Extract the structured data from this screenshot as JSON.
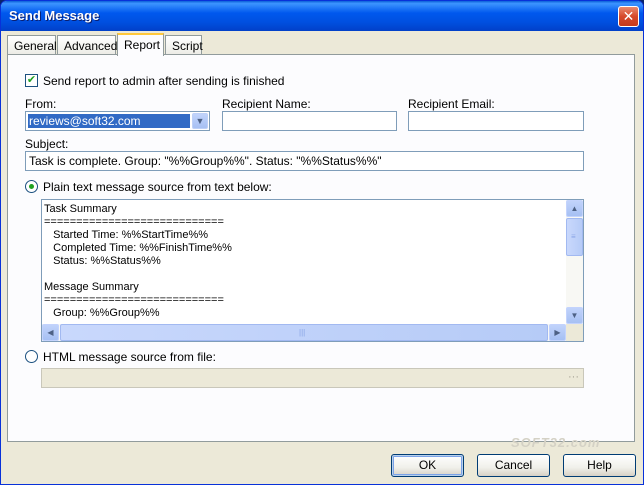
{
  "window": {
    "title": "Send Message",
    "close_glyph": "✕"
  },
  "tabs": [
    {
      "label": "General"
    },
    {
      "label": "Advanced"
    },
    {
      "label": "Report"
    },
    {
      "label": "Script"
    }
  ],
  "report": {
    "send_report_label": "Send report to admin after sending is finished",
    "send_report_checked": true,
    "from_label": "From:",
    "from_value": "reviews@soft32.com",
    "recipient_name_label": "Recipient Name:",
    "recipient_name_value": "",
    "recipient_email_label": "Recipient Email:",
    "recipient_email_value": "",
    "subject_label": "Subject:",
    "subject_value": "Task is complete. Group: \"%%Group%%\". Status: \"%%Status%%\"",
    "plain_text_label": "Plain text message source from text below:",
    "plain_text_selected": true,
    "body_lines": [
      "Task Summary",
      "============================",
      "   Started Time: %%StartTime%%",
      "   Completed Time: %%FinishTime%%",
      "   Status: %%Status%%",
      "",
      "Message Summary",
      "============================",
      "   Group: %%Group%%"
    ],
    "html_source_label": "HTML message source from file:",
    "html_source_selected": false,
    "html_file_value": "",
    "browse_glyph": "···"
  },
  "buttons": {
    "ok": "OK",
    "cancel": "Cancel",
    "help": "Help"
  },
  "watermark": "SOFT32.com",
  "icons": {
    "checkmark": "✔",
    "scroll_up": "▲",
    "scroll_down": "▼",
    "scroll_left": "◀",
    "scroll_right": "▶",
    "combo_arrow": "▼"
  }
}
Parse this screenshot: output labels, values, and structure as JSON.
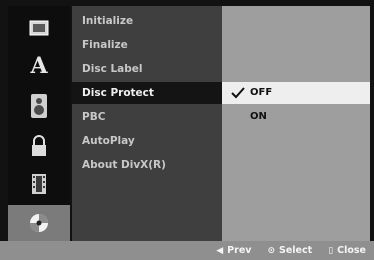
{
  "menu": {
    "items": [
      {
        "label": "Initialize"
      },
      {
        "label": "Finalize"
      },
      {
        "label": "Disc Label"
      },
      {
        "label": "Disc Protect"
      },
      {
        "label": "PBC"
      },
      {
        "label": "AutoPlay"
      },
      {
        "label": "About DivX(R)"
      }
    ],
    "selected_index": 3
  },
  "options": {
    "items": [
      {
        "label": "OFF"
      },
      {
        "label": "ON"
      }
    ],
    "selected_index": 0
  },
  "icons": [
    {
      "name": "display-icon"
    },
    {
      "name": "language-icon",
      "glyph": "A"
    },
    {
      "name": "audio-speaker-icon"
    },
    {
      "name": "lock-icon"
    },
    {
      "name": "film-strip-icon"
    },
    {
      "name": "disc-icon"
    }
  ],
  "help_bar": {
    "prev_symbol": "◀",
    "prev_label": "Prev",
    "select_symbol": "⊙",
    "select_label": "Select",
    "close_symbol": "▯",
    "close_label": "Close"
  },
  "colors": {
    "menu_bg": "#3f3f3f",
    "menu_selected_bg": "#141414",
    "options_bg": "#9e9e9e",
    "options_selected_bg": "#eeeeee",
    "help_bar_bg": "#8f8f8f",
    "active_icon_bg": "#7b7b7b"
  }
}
...
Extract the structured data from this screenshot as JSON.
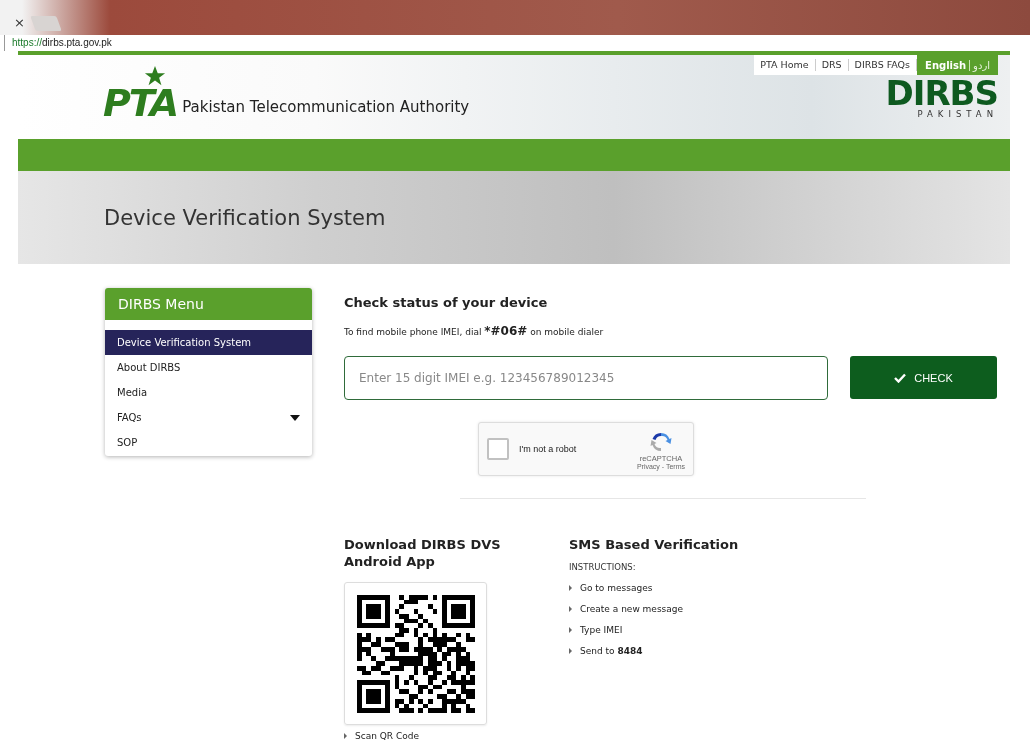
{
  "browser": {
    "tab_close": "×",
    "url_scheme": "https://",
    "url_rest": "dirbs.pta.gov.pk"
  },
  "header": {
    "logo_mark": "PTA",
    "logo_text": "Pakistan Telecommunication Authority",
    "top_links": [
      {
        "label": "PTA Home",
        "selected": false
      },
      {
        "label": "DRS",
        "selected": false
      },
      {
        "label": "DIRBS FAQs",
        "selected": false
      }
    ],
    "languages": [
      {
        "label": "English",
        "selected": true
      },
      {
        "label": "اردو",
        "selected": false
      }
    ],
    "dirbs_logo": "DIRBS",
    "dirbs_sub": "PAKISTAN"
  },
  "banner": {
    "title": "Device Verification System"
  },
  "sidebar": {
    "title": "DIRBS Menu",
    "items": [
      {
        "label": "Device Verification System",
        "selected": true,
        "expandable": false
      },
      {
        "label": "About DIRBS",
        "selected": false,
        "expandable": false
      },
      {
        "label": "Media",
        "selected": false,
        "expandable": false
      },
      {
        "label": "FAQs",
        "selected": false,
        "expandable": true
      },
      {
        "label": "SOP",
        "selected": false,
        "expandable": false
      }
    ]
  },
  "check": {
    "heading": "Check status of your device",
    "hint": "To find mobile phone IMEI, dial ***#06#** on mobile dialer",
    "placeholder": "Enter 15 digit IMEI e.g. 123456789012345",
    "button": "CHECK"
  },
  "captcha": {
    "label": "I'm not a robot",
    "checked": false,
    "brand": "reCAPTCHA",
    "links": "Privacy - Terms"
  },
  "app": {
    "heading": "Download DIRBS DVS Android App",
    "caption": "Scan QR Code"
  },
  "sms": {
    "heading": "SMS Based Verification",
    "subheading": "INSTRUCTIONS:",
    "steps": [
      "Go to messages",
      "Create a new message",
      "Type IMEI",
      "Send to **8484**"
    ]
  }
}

§ **What you have to do**: Pull out every line in the material above where "title" occurs.

§ **Result for this exercise**:
    "title": "Send Message",
    "title": "Device Verification System"
    "title": "DIRBS Menu",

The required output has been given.